**Exercise requirements**
Give back each entry unchanged, minus pictures.
■ ■ ■ ■ ■
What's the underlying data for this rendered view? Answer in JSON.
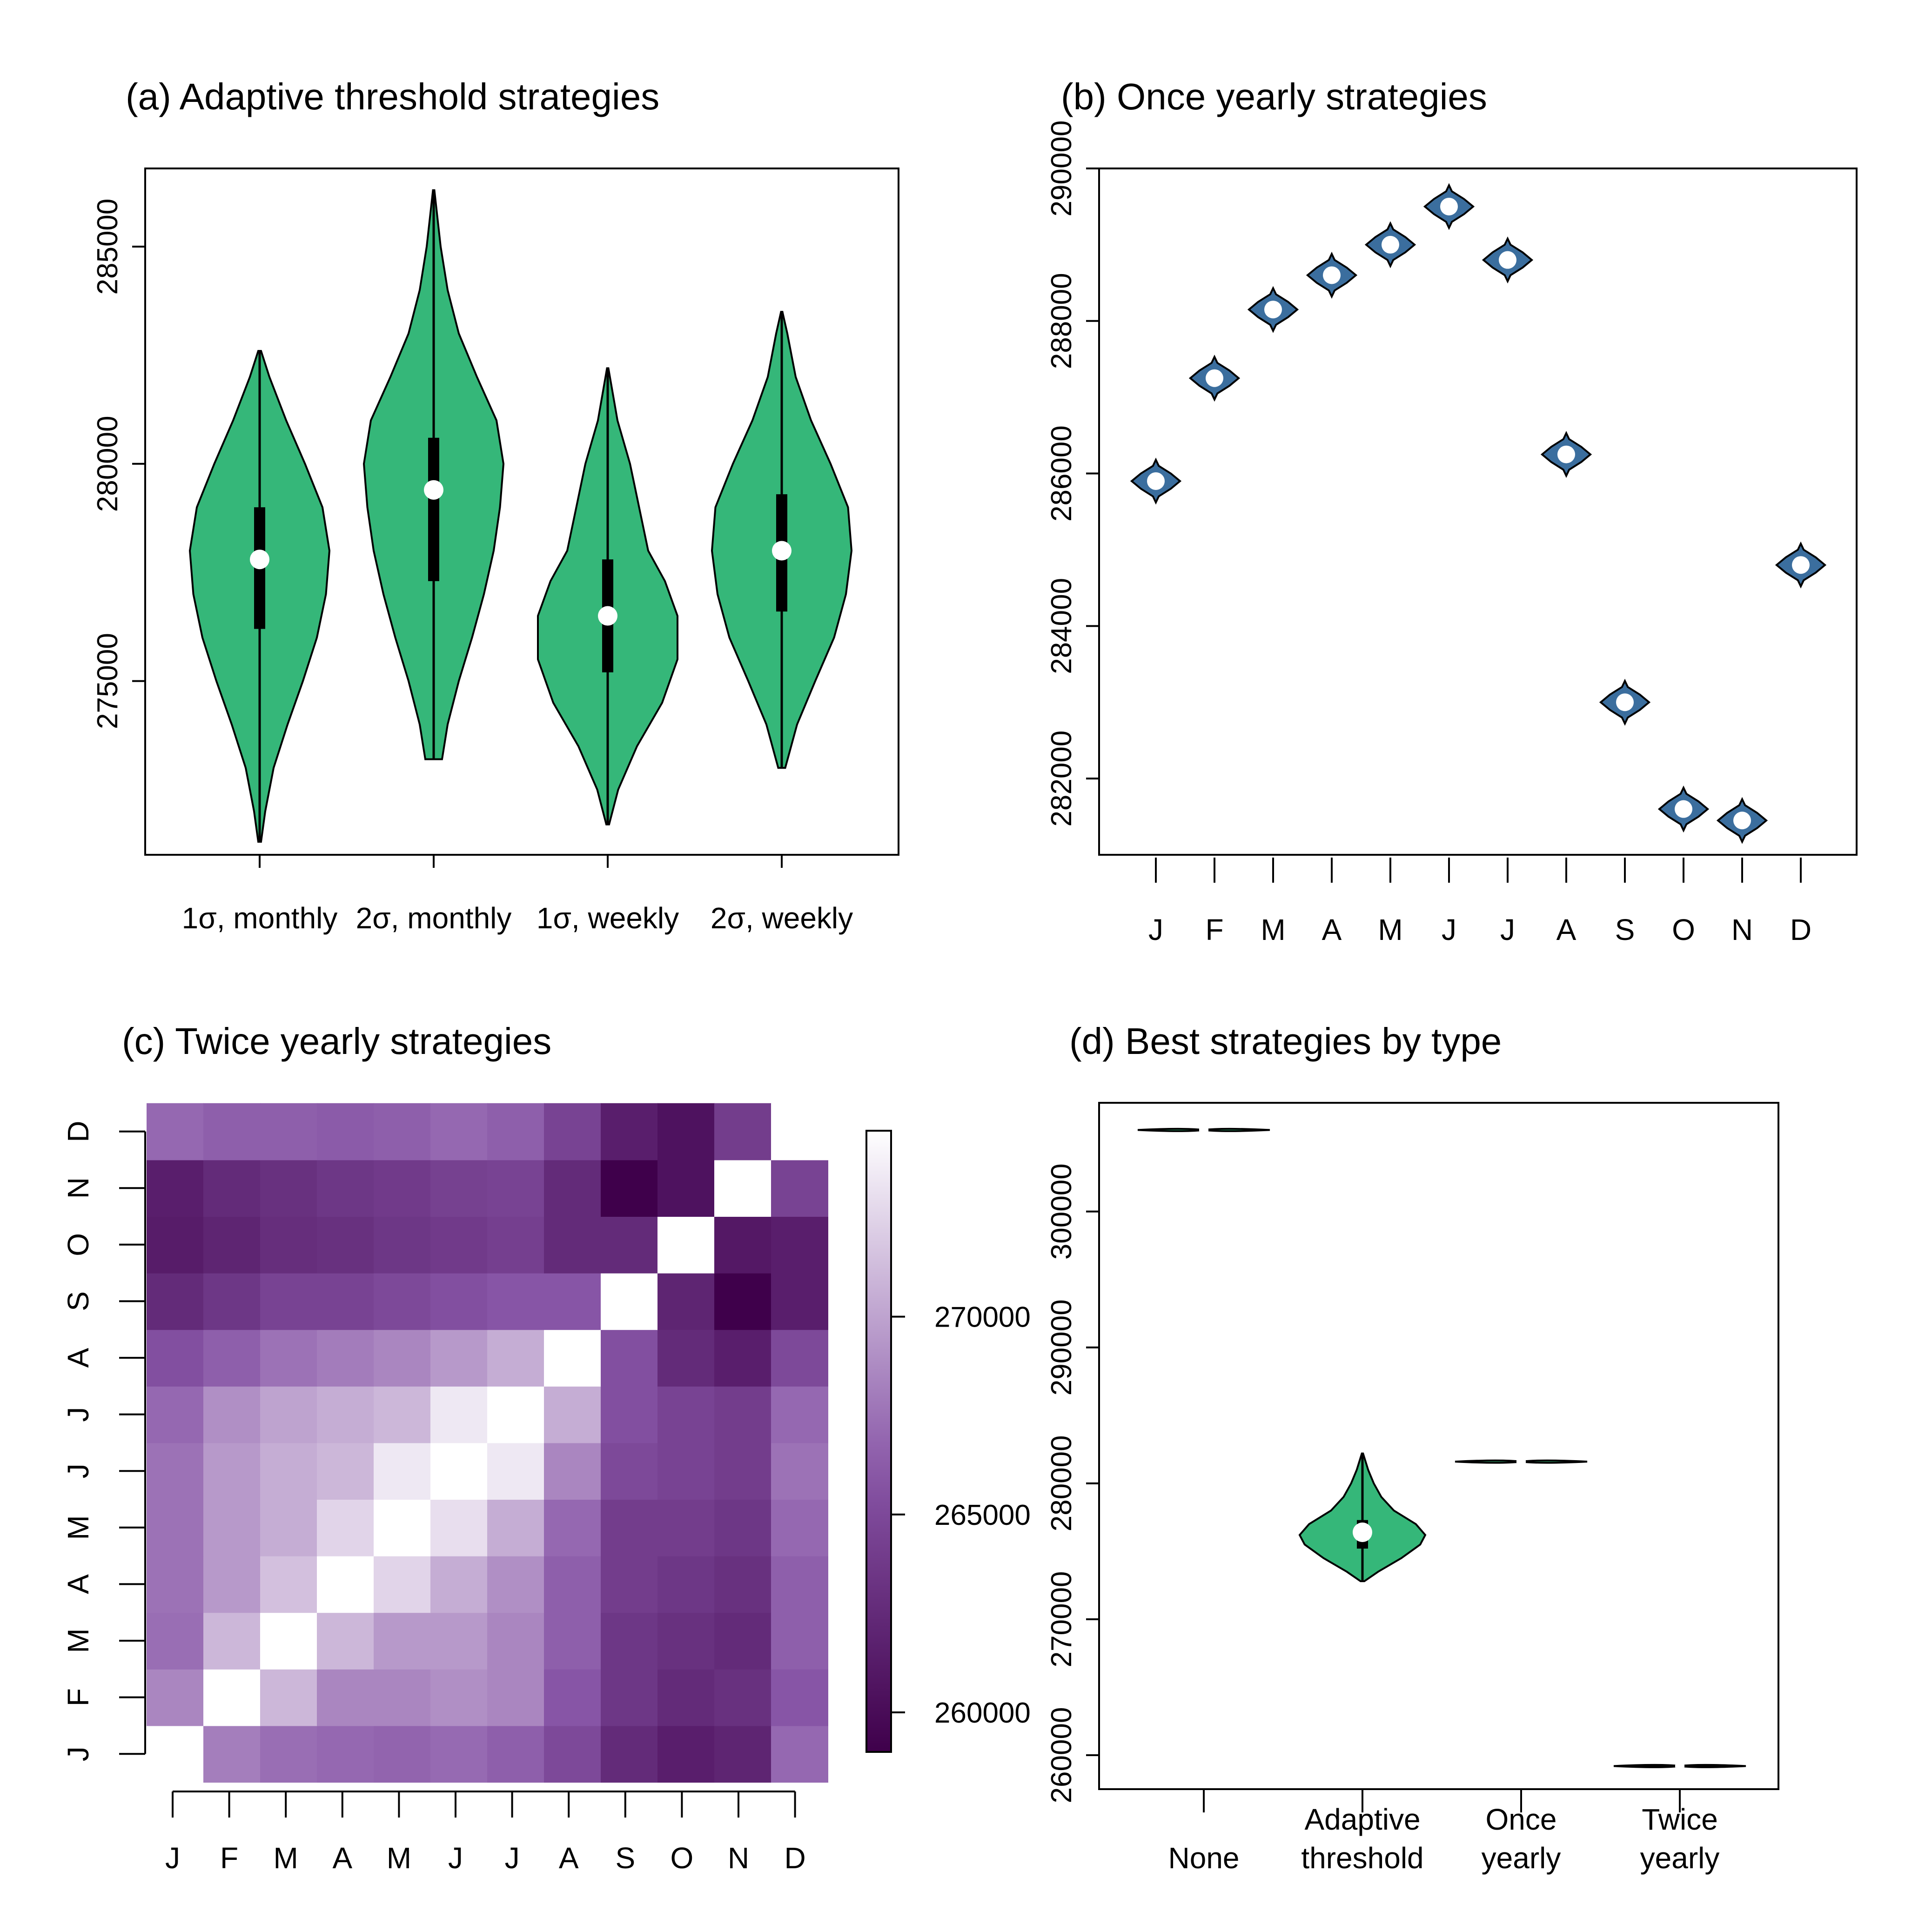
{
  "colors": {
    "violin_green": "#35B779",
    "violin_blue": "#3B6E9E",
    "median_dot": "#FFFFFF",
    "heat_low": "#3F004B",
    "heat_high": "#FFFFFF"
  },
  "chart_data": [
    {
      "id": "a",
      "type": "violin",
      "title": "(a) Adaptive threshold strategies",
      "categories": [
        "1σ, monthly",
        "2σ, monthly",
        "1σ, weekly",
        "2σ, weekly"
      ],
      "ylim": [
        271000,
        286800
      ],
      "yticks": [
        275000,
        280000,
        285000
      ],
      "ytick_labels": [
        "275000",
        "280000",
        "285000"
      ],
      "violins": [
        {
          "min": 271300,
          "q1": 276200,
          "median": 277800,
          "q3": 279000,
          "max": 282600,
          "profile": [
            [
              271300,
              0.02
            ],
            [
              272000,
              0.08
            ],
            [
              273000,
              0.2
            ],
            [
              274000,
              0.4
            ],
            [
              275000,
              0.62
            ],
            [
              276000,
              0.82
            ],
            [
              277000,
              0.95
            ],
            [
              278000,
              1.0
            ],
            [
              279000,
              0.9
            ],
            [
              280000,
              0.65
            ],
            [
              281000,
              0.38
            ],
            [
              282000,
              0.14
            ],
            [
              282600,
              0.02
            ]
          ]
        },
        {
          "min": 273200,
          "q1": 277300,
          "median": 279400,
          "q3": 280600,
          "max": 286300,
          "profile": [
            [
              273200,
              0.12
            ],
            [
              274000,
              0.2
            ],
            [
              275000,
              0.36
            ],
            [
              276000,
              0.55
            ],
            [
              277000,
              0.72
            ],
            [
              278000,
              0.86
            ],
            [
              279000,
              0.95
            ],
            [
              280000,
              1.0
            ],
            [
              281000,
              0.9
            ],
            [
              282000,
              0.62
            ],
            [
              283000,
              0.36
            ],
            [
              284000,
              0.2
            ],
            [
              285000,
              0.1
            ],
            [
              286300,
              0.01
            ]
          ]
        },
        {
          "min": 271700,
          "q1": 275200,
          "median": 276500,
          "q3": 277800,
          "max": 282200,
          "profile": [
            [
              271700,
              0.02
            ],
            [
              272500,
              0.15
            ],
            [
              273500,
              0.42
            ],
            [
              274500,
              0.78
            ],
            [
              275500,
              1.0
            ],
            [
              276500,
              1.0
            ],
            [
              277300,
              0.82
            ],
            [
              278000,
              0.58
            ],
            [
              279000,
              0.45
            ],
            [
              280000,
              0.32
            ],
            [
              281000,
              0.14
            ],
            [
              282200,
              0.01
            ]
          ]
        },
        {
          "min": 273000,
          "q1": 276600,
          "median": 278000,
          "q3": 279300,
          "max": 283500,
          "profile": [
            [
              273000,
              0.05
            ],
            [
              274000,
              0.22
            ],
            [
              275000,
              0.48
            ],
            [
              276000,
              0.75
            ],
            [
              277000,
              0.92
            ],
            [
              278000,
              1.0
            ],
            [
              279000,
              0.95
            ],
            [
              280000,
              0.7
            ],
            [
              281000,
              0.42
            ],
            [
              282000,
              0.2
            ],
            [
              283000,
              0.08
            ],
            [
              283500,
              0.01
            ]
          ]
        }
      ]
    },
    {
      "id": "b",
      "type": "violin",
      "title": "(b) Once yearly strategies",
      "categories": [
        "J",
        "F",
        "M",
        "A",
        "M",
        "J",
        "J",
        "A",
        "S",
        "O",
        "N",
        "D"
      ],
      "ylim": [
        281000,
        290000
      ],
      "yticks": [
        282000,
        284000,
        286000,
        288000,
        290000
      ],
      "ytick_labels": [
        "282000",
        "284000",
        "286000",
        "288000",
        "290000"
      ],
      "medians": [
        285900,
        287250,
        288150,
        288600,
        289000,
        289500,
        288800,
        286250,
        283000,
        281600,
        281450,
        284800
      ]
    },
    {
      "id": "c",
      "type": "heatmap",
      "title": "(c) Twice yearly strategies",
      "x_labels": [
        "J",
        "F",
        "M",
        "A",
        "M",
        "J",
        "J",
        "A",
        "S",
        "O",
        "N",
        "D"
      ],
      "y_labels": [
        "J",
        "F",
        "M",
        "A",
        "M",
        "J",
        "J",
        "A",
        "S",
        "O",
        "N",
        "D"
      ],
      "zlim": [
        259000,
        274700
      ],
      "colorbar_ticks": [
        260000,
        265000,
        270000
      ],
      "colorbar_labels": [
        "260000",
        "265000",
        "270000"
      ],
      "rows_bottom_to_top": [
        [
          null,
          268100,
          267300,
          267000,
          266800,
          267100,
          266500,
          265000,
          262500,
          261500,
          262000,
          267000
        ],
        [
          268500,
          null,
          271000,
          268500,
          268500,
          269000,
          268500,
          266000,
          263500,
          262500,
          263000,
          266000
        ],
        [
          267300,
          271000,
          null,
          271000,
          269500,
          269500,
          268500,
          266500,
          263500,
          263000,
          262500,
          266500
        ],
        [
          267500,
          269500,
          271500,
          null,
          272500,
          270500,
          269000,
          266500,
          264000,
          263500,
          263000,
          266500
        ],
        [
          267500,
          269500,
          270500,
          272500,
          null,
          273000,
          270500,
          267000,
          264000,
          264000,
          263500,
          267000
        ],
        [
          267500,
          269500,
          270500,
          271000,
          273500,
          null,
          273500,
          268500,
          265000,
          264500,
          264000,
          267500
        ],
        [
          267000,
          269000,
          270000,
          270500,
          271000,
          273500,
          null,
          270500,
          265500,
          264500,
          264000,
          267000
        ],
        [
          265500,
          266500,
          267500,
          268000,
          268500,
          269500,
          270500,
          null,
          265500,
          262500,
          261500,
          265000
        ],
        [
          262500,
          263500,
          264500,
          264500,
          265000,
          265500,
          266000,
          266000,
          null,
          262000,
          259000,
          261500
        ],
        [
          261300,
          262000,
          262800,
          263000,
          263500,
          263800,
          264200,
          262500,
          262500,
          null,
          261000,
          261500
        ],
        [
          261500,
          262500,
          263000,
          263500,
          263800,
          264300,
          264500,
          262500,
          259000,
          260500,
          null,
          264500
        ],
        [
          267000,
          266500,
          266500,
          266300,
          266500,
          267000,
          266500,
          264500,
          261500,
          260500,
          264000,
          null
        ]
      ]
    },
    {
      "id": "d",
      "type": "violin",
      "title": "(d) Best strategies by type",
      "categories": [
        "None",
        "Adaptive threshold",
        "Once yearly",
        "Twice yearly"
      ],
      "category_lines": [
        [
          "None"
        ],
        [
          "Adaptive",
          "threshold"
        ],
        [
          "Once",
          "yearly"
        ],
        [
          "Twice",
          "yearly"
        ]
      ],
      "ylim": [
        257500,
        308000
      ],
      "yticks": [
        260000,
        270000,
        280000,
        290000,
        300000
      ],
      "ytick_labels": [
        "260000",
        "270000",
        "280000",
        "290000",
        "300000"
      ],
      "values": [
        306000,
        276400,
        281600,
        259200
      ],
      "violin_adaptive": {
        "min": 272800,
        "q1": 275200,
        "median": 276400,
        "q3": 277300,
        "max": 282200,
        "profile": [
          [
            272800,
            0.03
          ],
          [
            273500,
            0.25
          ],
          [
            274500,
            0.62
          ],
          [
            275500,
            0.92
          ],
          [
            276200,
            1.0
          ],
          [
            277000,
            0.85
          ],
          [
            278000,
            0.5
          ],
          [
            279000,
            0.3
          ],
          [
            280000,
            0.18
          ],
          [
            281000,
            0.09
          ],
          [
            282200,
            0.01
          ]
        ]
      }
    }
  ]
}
■ ■ ■ ■ ■
**Solution to the problem**
What's the underlying data for this rendered view? Answer in JSON.
{
  "colors": {
    "violin_green": "#35B779",
    "violin_blue": "#3B6E9E",
    "median_dot": "#FFFFFF",
    "heat_low": "#3F004B",
    "heat_high": "#FFFFFF"
  },
  "chart_data": [
    {
      "id": "a",
      "type": "violin",
      "title": "(a) Adaptive threshold strategies",
      "categories": [
        "1σ, monthly",
        "2σ, monthly",
        "1σ, weekly",
        "2σ, weekly"
      ],
      "ylim": [
        271000,
        286800
      ],
      "yticks": [
        275000,
        280000,
        285000
      ],
      "ytick_labels": [
        "275000",
        "280000",
        "285000"
      ],
      "violins": [
        {
          "min": 271300,
          "q1": 276200,
          "median": 277800,
          "q3": 279000,
          "max": 282600,
          "profile": [
            [
              271300,
              0.02
            ],
            [
              272000,
              0.08
            ],
            [
              273000,
              0.2
            ],
            [
              274000,
              0.4
            ],
            [
              275000,
              0.62
            ],
            [
              276000,
              0.82
            ],
            [
              277000,
              0.95
            ],
            [
              278000,
              1.0
            ],
            [
              279000,
              0.9
            ],
            [
              280000,
              0.65
            ],
            [
              281000,
              0.38
            ],
            [
              282000,
              0.14
            ],
            [
              282600,
              0.02
            ]
          ]
        },
        {
          "min": 273200,
          "q1": 277300,
          "median": 279400,
          "q3": 280600,
          "max": 286300,
          "profile": [
            [
              273200,
              0.12
            ],
            [
              274000,
              0.2
            ],
            [
              275000,
              0.36
            ],
            [
              276000,
              0.55
            ],
            [
              277000,
              0.72
            ],
            [
              278000,
              0.86
            ],
            [
              279000,
              0.95
            ],
            [
              280000,
              1.0
            ],
            [
              281000,
              0.9
            ],
            [
              282000,
              0.62
            ],
            [
              283000,
              0.36
            ],
            [
              284000,
              0.2
            ],
            [
              285000,
              0.1
            ],
            [
              286300,
              0.01
            ]
          ]
        },
        {
          "min": 271700,
          "q1": 275200,
          "median": 276500,
          "q3": 277800,
          "max": 282200,
          "profile": [
            [
              271700,
              0.02
            ],
            [
              272500,
              0.15
            ],
            [
              273500,
              0.42
            ],
            [
              274500,
              0.78
            ],
            [
              275500,
              1.0
            ],
            [
              276500,
              1.0
            ],
            [
              277300,
              0.82
            ],
            [
              278000,
              0.58
            ],
            [
              279000,
              0.45
            ],
            [
              280000,
              0.32
            ],
            [
              281000,
              0.14
            ],
            [
              282200,
              0.01
            ]
          ]
        },
        {
          "min": 273000,
          "q1": 276600,
          "median": 278000,
          "q3": 279300,
          "max": 283500,
          "profile": [
            [
              273000,
              0.05
            ],
            [
              274000,
              0.22
            ],
            [
              275000,
              0.48
            ],
            [
              276000,
              0.75
            ],
            [
              277000,
              0.92
            ],
            [
              278000,
              1.0
            ],
            [
              279000,
              0.95
            ],
            [
              280000,
              0.7
            ],
            [
              281000,
              0.42
            ],
            [
              282000,
              0.2
            ],
            [
              283000,
              0.08
            ],
            [
              283500,
              0.01
            ]
          ]
        }
      ]
    },
    {
      "id": "b",
      "type": "violin",
      "title": "(b) Once yearly strategies",
      "categories": [
        "J",
        "F",
        "M",
        "A",
        "M",
        "J",
        "J",
        "A",
        "S",
        "O",
        "N",
        "D"
      ],
      "ylim": [
        281000,
        290000
      ],
      "yticks": [
        282000,
        284000,
        286000,
        288000,
        290000
      ],
      "ytick_labels": [
        "282000",
        "284000",
        "286000",
        "288000",
        "290000"
      ],
      "medians": [
        285900,
        287250,
        288150,
        288600,
        289000,
        289500,
        288800,
        286250,
        283000,
        281600,
        281450,
        284800
      ]
    },
    {
      "id": "c",
      "type": "heatmap",
      "title": "(c) Twice yearly strategies",
      "x_labels": [
        "J",
        "F",
        "M",
        "A",
        "M",
        "J",
        "J",
        "A",
        "S",
        "O",
        "N",
        "D"
      ],
      "y_labels": [
        "J",
        "F",
        "M",
        "A",
        "M",
        "J",
        "J",
        "A",
        "S",
        "O",
        "N",
        "D"
      ],
      "zlim": [
        259000,
        274700
      ],
      "colorbar_ticks": [
        260000,
        265000,
        270000
      ],
      "colorbar_labels": [
        "260000",
        "265000",
        "270000"
      ],
      "rows_bottom_to_top": [
        [
          null,
          268100,
          267300,
          267000,
          266800,
          267100,
          266500,
          265000,
          262500,
          261500,
          262000,
          267000
        ],
        [
          268500,
          null,
          271000,
          268500,
          268500,
          269000,
          268500,
          266000,
          263500,
          262500,
          263000,
          266000
        ],
        [
          267300,
          271000,
          null,
          271000,
          269500,
          269500,
          268500,
          266500,
          263500,
          263000,
          262500,
          266500
        ],
        [
          267500,
          269500,
          271500,
          null,
          272500,
          270500,
          269000,
          266500,
          264000,
          263500,
          263000,
          266500
        ],
        [
          267500,
          269500,
          270500,
          272500,
          null,
          273000,
          270500,
          267000,
          264000,
          264000,
          263500,
          267000
        ],
        [
          267500,
          269500,
          270500,
          271000,
          273500,
          null,
          273500,
          268500,
          265000,
          264500,
          264000,
          267500
        ],
        [
          267000,
          269000,
          270000,
          270500,
          271000,
          273500,
          null,
          270500,
          265500,
          264500,
          264000,
          267000
        ],
        [
          265500,
          266500,
          267500,
          268000,
          268500,
          269500,
          270500,
          null,
          265500,
          262500,
          261500,
          265000
        ],
        [
          262500,
          263500,
          264500,
          264500,
          265000,
          265500,
          266000,
          266000,
          null,
          262000,
          259000,
          261500
        ],
        [
          261300,
          262000,
          262800,
          263000,
          263500,
          263800,
          264200,
          262500,
          262500,
          null,
          261000,
          261500
        ],
        [
          261500,
          262500,
          263000,
          263500,
          263800,
          264300,
          264500,
          262500,
          259000,
          260500,
          null,
          264500
        ],
        [
          267000,
          266500,
          266500,
          266300,
          266500,
          267000,
          266500,
          264500,
          261500,
          260500,
          264000,
          null
        ]
      ]
    },
    {
      "id": "d",
      "type": "violin",
      "title": "(d) Best strategies by type",
      "categories": [
        "None",
        "Adaptive threshold",
        "Once yearly",
        "Twice yearly"
      ],
      "category_lines": [
        [
          "None"
        ],
        [
          "Adaptive",
          "threshold"
        ],
        [
          "Once",
          "yearly"
        ],
        [
          "Twice",
          "yearly"
        ]
      ],
      "ylim": [
        257500,
        308000
      ],
      "yticks": [
        260000,
        270000,
        280000,
        290000,
        300000
      ],
      "ytick_labels": [
        "260000",
        "270000",
        "280000",
        "290000",
        "300000"
      ],
      "values": [
        306000,
        276400,
        281600,
        259200
      ],
      "violin_adaptive": {
        "min": 272800,
        "q1": 275200,
        "median": 276400,
        "q3": 277300,
        "max": 282200,
        "profile": [
          [
            272800,
            0.03
          ],
          [
            273500,
            0.25
          ],
          [
            274500,
            0.62
          ],
          [
            275500,
            0.92
          ],
          [
            276200,
            1.0
          ],
          [
            277000,
            0.85
          ],
          [
            278000,
            0.5
          ],
          [
            279000,
            0.3
          ],
          [
            280000,
            0.18
          ],
          [
            281000,
            0.09
          ],
          [
            282200,
            0.01
          ]
        ]
      }
    }
  ]
}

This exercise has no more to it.